Would you write out the listing verbatim and skip every picture in it?

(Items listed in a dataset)
-=-=-

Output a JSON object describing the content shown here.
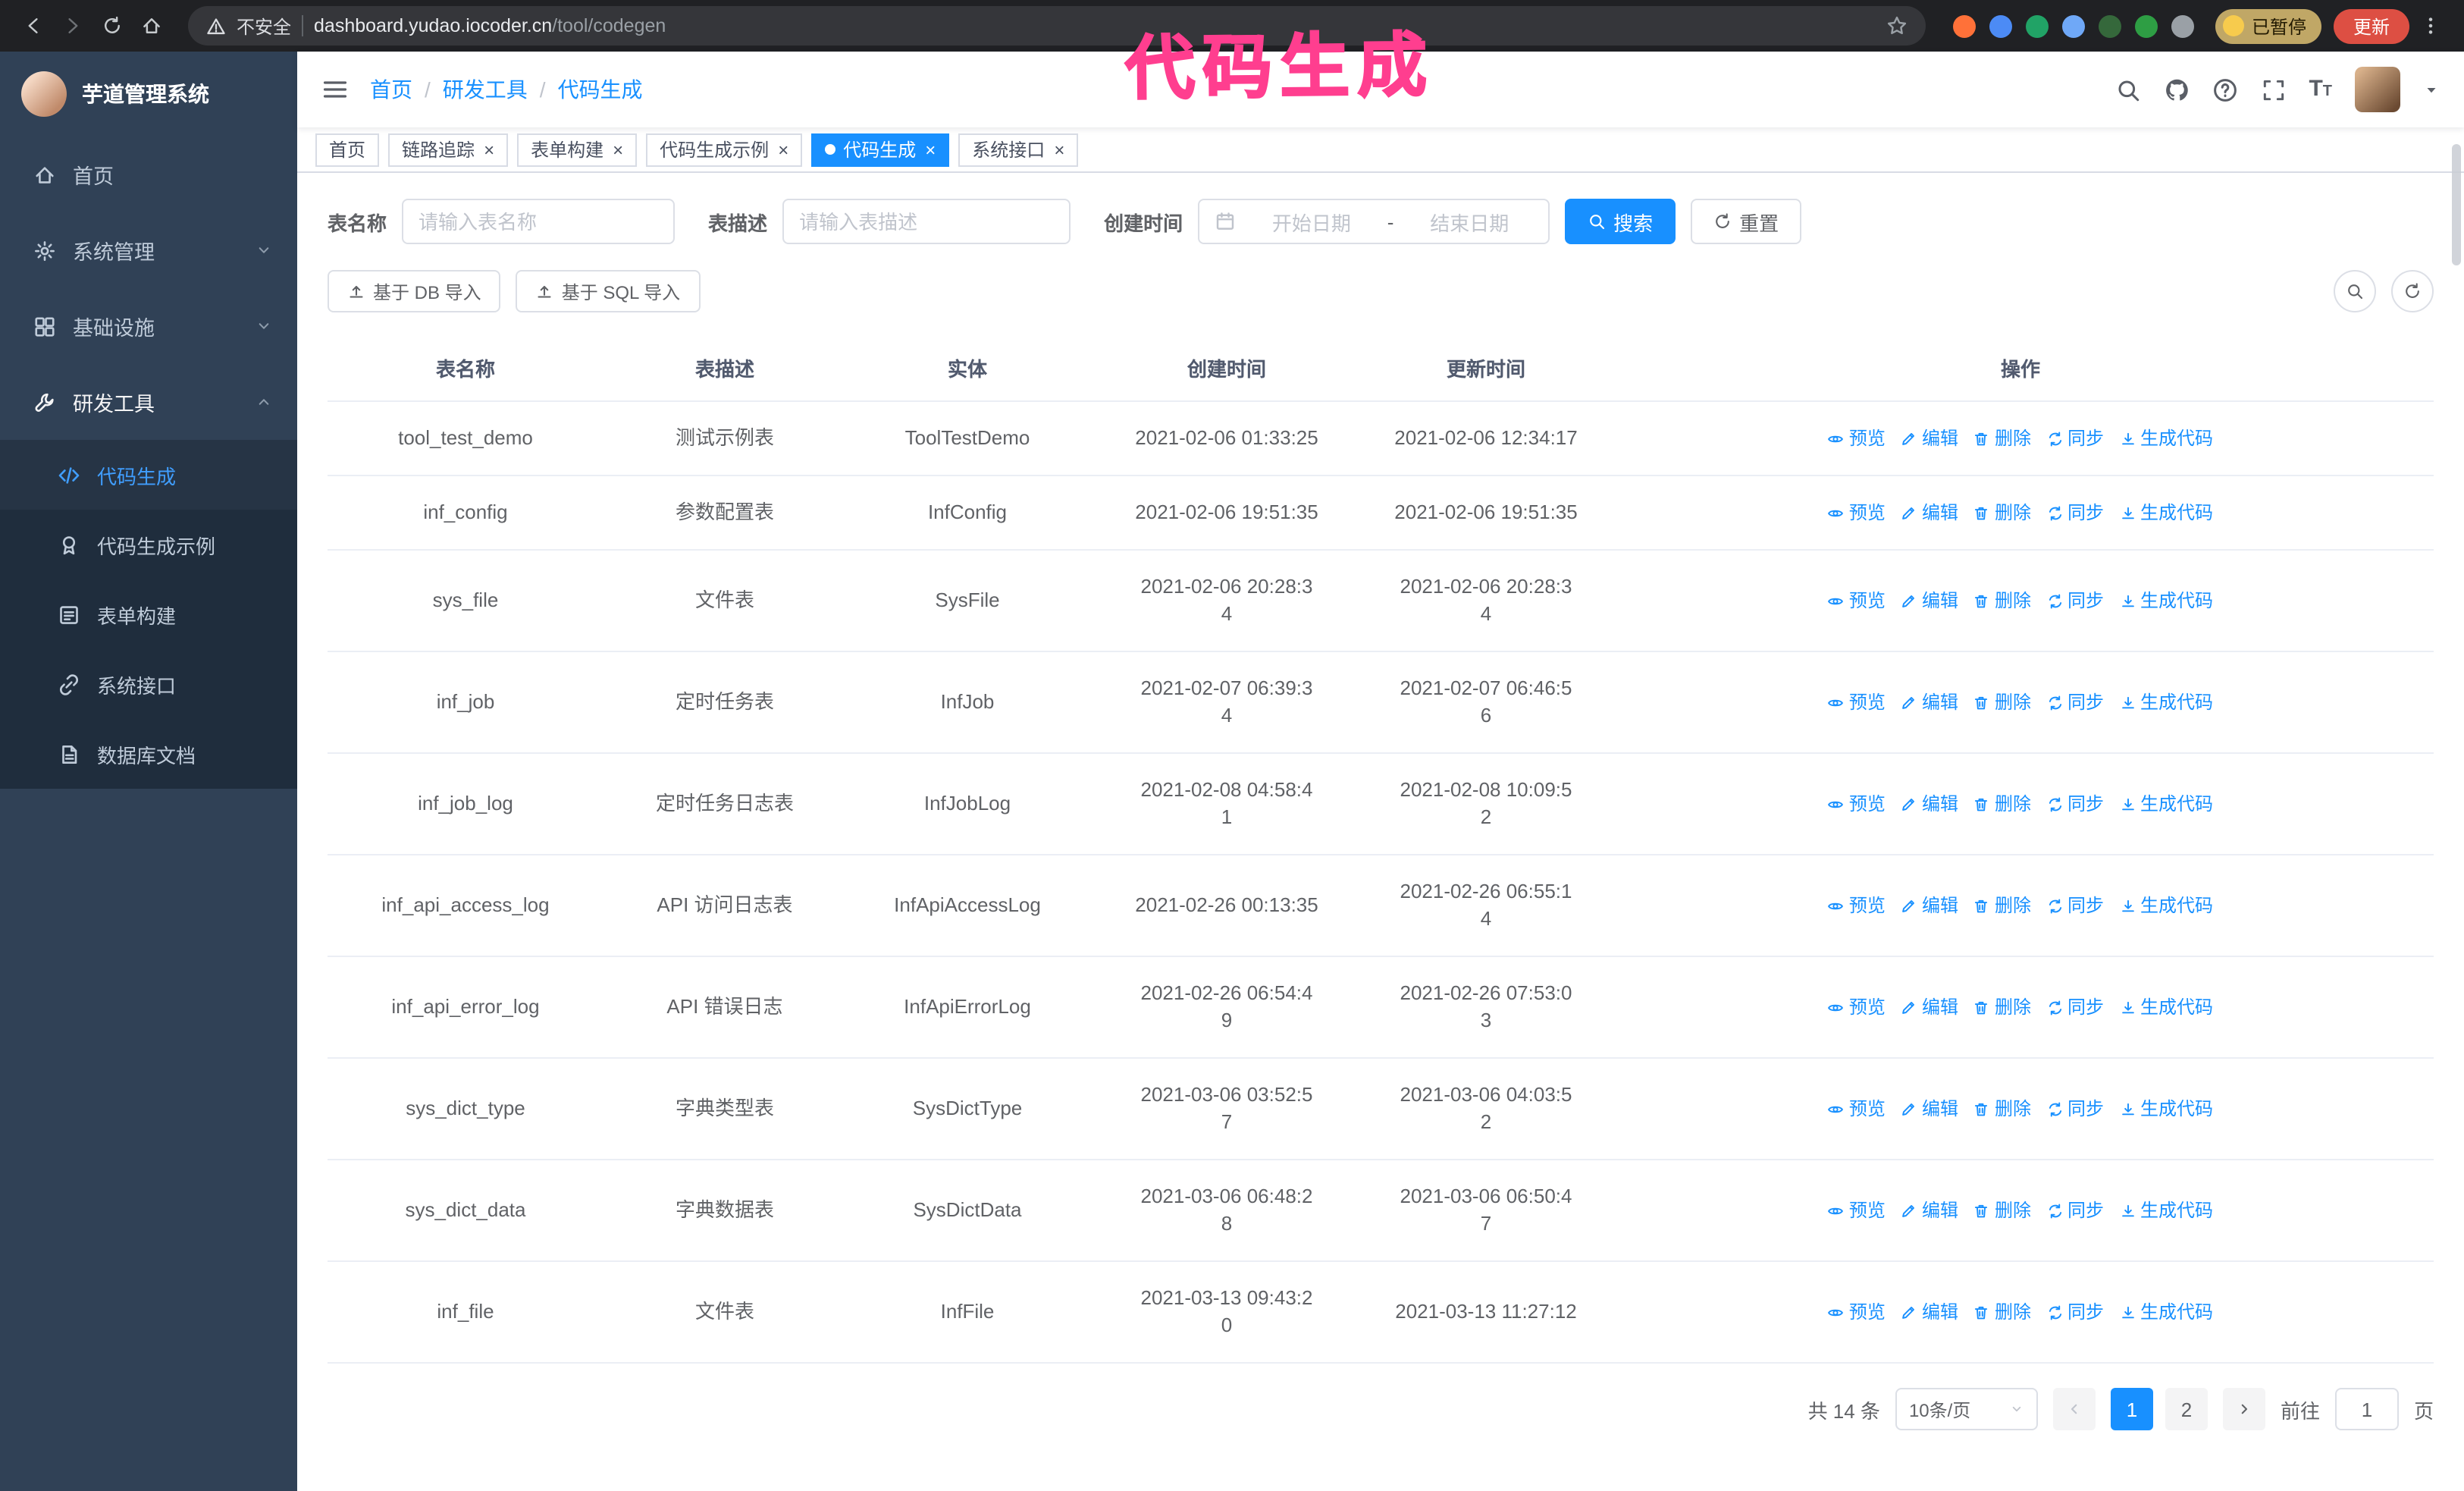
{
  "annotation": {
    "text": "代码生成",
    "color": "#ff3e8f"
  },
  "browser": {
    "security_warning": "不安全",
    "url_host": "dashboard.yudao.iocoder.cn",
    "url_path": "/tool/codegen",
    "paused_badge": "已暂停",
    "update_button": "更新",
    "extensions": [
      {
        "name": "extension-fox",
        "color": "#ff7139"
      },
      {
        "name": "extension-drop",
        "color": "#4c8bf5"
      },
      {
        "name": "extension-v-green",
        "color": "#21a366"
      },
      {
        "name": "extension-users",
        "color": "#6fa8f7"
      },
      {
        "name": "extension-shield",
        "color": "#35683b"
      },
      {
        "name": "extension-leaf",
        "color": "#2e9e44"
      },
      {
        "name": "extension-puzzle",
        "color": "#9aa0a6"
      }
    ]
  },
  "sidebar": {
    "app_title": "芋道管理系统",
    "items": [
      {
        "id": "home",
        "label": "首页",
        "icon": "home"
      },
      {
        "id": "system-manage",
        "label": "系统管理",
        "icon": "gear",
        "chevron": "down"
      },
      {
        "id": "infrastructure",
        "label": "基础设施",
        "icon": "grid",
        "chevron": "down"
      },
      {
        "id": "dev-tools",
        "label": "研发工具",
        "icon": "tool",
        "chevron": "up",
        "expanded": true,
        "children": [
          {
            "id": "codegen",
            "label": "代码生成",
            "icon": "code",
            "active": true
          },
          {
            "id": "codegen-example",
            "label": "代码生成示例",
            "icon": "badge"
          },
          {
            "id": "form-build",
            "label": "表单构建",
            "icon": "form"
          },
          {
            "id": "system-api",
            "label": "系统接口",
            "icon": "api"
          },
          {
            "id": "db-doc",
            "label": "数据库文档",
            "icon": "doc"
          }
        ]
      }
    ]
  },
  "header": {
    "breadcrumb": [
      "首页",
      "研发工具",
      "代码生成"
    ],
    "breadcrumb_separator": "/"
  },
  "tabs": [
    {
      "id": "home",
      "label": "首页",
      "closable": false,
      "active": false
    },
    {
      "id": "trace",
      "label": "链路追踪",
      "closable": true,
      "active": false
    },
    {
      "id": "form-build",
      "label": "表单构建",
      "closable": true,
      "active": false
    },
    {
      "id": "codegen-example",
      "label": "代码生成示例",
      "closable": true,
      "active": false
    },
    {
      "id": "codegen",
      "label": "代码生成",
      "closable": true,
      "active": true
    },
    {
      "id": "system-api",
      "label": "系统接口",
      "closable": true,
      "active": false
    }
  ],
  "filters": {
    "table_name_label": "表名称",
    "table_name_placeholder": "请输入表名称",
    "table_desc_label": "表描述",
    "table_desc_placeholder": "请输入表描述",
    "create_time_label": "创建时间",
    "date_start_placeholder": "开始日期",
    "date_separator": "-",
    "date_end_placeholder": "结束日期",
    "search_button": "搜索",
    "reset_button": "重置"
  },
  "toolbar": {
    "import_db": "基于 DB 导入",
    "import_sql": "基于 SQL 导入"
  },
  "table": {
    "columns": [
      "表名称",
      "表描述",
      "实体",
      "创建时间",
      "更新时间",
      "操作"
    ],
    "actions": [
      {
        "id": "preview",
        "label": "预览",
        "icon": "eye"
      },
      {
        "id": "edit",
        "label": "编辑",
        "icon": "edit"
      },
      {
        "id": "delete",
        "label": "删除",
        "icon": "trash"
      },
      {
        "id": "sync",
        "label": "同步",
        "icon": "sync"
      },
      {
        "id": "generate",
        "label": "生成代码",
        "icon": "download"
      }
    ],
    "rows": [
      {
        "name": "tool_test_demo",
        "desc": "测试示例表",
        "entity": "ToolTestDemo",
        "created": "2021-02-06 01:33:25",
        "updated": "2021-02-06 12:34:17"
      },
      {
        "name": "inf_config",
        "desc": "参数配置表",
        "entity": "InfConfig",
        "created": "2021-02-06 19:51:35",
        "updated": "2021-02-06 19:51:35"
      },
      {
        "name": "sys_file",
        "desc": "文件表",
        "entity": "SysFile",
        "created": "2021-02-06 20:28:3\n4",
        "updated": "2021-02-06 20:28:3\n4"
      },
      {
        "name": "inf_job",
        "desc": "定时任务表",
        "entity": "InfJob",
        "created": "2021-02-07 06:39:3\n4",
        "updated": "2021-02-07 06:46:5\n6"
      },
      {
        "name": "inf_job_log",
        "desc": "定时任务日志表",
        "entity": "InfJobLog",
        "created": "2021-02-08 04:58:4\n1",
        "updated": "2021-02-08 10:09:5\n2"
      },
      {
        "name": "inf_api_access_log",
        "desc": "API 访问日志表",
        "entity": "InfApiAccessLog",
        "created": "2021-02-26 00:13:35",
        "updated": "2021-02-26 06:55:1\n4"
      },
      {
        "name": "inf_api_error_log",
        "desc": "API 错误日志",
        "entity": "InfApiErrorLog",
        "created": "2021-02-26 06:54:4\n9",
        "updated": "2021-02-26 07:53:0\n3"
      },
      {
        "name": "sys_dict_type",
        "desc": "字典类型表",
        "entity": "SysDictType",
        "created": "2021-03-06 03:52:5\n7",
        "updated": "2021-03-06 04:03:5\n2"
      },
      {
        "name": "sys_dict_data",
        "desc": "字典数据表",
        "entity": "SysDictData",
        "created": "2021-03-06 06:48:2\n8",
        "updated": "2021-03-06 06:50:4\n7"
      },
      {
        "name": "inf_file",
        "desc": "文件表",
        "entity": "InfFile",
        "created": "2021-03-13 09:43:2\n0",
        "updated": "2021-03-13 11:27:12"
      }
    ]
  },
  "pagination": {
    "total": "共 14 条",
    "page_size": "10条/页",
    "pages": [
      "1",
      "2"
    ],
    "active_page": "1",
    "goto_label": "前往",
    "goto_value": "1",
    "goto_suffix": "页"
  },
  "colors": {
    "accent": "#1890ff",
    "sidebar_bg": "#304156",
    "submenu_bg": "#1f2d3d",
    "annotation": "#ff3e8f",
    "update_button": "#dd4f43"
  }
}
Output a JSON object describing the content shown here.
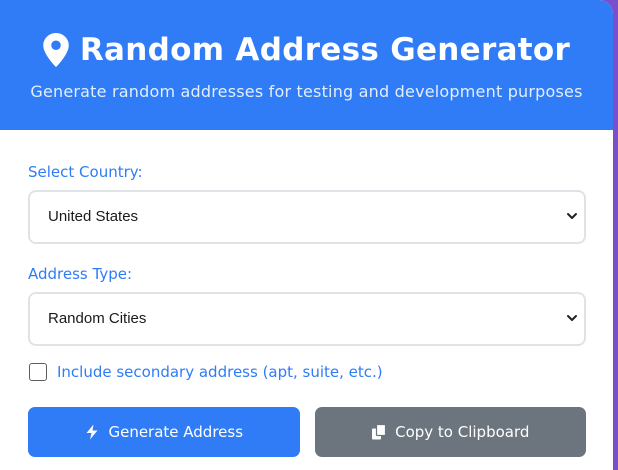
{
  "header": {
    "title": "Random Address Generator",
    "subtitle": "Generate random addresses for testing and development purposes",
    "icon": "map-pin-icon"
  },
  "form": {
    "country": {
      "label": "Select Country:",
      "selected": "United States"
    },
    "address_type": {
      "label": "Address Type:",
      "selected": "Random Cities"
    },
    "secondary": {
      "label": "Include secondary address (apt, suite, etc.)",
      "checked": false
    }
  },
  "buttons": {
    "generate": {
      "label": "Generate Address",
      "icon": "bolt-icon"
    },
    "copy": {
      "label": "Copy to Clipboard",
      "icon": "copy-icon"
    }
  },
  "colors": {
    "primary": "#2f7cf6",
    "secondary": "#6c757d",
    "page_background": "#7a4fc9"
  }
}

-=-=-

- _REPLY TO THE TASK_
Output a JSON object describing the content shown here.
{
  "annotation": {
    "text": "代码生成",
    "color": "#ff3e8f"
  },
  "browser": {
    "security_warning": "不安全",
    "url_host": "dashboard.yudao.iocoder.cn",
    "url_path": "/tool/codegen",
    "paused_badge": "已暂停",
    "update_button": "更新",
    "extensions": [
      {
        "name": "extension-fox",
        "color": "#ff7139"
      },
      {
        "name": "extension-drop",
        "color": "#4c8bf5"
      },
      {
        "name": "extension-v-green",
        "color": "#21a366"
      },
      {
        "name": "extension-users",
        "color": "#6fa8f7"
      },
      {
        "name": "extension-shield",
        "color": "#35683b"
      },
      {
        "name": "extension-leaf",
        "color": "#2e9e44"
      },
      {
        "name": "extension-puzzle",
        "color": "#9aa0a6"
      }
    ]
  },
  "sidebar": {
    "app_title": "芋道管理系统",
    "items": [
      {
        "id": "home",
        "label": "首页",
        "icon": "home"
      },
      {
        "id": "system-manage",
        "label": "系统管理",
        "icon": "gear",
        "chevron": "down"
      },
      {
        "id": "infrastructure",
        "label": "基础设施",
        "icon": "grid",
        "chevron": "down"
      },
      {
        "id": "dev-tools",
        "label": "研发工具",
        "icon": "tool",
        "chevron": "up",
        "expanded": true,
        "children": [
          {
            "id": "codegen",
            "label": "代码生成",
            "icon": "code",
            "active": true
          },
          {
            "id": "codegen-example",
            "label": "代码生成示例",
            "icon": "badge"
          },
          {
            "id": "form-build",
            "label": "表单构建",
            "icon": "form"
          },
          {
            "id": "system-api",
            "label": "系统接口",
            "icon": "api"
          },
          {
            "id": "db-doc",
            "label": "数据库文档",
            "icon": "doc"
          }
        ]
      }
    ]
  },
  "header": {
    "breadcrumb": [
      "首页",
      "研发工具",
      "代码生成"
    ],
    "breadcrumb_separator": "/"
  },
  "tabs": [
    {
      "id": "home",
      "label": "首页",
      "closable": false,
      "active": false
    },
    {
      "id": "trace",
      "label": "链路追踪",
      "closable": true,
      "active": false
    },
    {
      "id": "form-build",
      "label": "表单构建",
      "closable": true,
      "active": false
    },
    {
      "id": "codegen-example",
      "label": "代码生成示例",
      "closable": true,
      "active": false
    },
    {
      "id": "codegen",
      "label": "代码生成",
      "closable": true,
      "active": true
    },
    {
      "id": "system-api",
      "label": "系统接口",
      "closable": true,
      "active": false
    }
  ],
  "filters": {
    "table_name_label": "表名称",
    "table_name_placeholder": "请输入表名称",
    "table_desc_label": "表描述",
    "table_desc_placeholder": "请输入表描述",
    "create_time_label": "创建时间",
    "date_start_placeholder": "开始日期",
    "date_separator": "-",
    "date_end_placeholder": "结束日期",
    "search_button": "搜索",
    "reset_button": "重置"
  },
  "toolbar": {
    "import_db": "基于 DB 导入",
    "import_sql": "基于 SQL 导入"
  },
  "table": {
    "columns": [
      "表名称",
      "表描述",
      "实体",
      "创建时间",
      "更新时间",
      "操作"
    ],
    "actions": [
      {
        "id": "preview",
        "label": "预览",
        "icon": "eye"
      },
      {
        "id": "edit",
        "label": "编辑",
        "icon": "edit"
      },
      {
        "id": "delete",
        "label": "删除",
        "icon": "trash"
      },
      {
        "id": "sync",
        "label": "同步",
        "icon": "sync"
      },
      {
        "id": "generate",
        "label": "生成代码",
        "icon": "download"
      }
    ],
    "rows": [
      {
        "name": "tool_test_demo",
        "desc": "测试示例表",
        "entity": "ToolTestDemo",
        "created": "2021-02-06 01:33:25",
        "updated": "2021-02-06 12:34:17"
      },
      {
        "name": "inf_config",
        "desc": "参数配置表",
        "entity": "InfConfig",
        "created": "2021-02-06 19:51:35",
        "updated": "2021-02-06 19:51:35"
      },
      {
        "name": "sys_file",
        "desc": "文件表",
        "entity": "SysFile",
        "created": "2021-02-06 20:28:3\n4",
        "updated": "2021-02-06 20:28:3\n4"
      },
      {
        "name": "inf_job",
        "desc": "定时任务表",
        "entity": "InfJob",
        "created": "2021-02-07 06:39:3\n4",
        "updated": "2021-02-07 06:46:5\n6"
      },
      {
        "name": "inf_job_log",
        "desc": "定时任务日志表",
        "entity": "InfJobLog",
        "created": "2021-02-08 04:58:4\n1",
        "updated": "2021-02-08 10:09:5\n2"
      },
      {
        "name": "inf_api_access_log",
        "desc": "API 访问日志表",
        "entity": "InfApiAccessLog",
        "created": "2021-02-26 00:13:35",
        "updated": "2021-02-26 06:55:1\n4"
      },
      {
        "name": "inf_api_error_log",
        "desc": "API 错误日志",
        "entity": "InfApiErrorLog",
        "created": "2021-02-26 06:54:4\n9",
        "updated": "2021-02-26 07:53:0\n3"
      },
      {
        "name": "sys_dict_type",
        "desc": "字典类型表",
        "entity": "SysDictType",
        "created": "2021-03-06 03:52:5\n7",
        "updated": "2021-03-06 04:03:5\n2"
      },
      {
        "name": "sys_dict_data",
        "desc": "字典数据表",
        "entity": "SysDictData",
        "created": "2021-03-06 06:48:2\n8",
        "updated": "2021-03-06 06:50:4\n7"
      },
      {
        "name": "inf_file",
        "desc": "文件表",
        "entity": "InfFile",
        "created": "2021-03-13 09:43:2\n0",
        "updated": "2021-03-13 11:27:12"
      }
    ]
  },
  "pagination": {
    "total": "共 14 条",
    "page_size": "10条/页",
    "pages": [
      "1",
      "2"
    ],
    "active_page": "1",
    "goto_label": "前往",
    "goto_value": "1",
    "goto_suffix": "页"
  },
  "colors": {
    "accent": "#1890ff",
    "sidebar_bg": "#304156",
    "submenu_bg": "#1f2d3d",
    "annotation": "#ff3e8f",
    "update_button": "#dd4f43"
  }
}
Output a JSON object describing the content shown here.
{
  "header": {
    "title": "Random Address Generator",
    "subtitle": "Generate random addresses for testing and development purposes",
    "icon": "map-pin-icon"
  },
  "form": {
    "country": {
      "label": "Select Country:",
      "selected": "United States"
    },
    "address_type": {
      "label": "Address Type:",
      "selected": "Random Cities"
    },
    "secondary": {
      "label": "Include secondary address (apt, suite, etc.)",
      "checked": false
    }
  },
  "buttons": {
    "generate": {
      "label": "Generate Address",
      "icon": "bolt-icon"
    },
    "copy": {
      "label": "Copy to Clipboard",
      "icon": "copy-icon"
    }
  },
  "colors": {
    "primary": "#2f7cf6",
    "secondary": "#6c757d",
    "page_background": "#7a4fc9"
  }
}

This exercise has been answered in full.